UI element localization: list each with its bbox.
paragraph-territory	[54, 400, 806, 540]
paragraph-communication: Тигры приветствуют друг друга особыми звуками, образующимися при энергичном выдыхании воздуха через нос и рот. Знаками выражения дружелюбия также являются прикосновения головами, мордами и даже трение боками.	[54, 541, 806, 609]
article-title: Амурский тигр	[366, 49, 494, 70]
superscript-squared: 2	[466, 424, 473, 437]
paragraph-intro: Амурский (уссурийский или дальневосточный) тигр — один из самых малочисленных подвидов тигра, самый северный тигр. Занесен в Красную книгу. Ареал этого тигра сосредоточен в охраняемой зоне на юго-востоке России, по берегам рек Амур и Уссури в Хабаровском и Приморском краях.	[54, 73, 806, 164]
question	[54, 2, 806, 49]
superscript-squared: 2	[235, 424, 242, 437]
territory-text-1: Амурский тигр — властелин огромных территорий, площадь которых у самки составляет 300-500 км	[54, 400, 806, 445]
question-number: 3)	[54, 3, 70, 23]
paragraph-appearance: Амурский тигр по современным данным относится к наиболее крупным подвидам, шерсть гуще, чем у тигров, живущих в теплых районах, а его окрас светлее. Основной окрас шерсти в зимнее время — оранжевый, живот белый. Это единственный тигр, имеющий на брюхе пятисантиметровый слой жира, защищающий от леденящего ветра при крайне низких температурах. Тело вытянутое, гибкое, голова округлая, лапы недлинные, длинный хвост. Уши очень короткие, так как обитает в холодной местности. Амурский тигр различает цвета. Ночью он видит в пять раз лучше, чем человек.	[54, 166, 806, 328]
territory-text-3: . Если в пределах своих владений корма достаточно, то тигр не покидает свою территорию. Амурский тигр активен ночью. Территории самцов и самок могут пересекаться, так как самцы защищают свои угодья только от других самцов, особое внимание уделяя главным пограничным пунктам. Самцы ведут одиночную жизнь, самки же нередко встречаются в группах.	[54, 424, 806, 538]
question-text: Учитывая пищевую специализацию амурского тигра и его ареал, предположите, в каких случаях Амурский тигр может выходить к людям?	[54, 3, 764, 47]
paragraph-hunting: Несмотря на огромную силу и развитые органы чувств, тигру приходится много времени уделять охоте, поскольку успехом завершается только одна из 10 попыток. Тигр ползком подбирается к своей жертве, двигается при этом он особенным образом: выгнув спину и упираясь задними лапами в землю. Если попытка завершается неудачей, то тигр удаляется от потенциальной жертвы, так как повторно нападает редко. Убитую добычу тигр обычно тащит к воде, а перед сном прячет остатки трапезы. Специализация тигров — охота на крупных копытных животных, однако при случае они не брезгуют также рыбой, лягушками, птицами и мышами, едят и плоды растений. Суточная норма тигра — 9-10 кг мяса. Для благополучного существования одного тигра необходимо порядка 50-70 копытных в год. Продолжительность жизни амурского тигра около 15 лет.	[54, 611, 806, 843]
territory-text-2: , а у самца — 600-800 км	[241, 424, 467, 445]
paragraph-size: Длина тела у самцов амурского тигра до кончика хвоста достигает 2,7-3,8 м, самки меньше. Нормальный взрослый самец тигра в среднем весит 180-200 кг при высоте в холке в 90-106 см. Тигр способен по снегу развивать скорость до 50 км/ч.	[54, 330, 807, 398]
:::::
Format the lines from the start of the data up to and including the line that contains "2, 806, 49]" as a JSON list of strings, with one string per line and blank lines omitted.

**Reply to the task:**
[
  "UI element localization: list each with its bbox.",
  "paragraph-territory\t[54, 400, 806, 540]",
  "paragraph-communication: Тигры приветствуют друг друга особыми звуками, образующимися при энергичном выдыхании воздуха через нос и рот. Знаками выражения дружелюбия также являются прикосновения головами, мордами и даже трение боками.\t[54, 541, 806, 609]",
  "article-title: Амурский тигр\t[366, 49, 494, 70]",
  "superscript-squared: 2\t[466, 424, 473, 437]",
  "paragraph-intro: Амурский (уссурийский или дальневосточный) тигр — один из самых малочисленных подвидов тигра, самый северный тигр. Занесен в Красную книгу. Ареал этого тигра сосредоточен в охраняемой зоне на юго-востоке России, по берегам рек Амур и Уссури в Хабаровском и Приморском краях.\t[54, 73, 806, 164]",
  "question\t[54, 2, 806, 49]"
]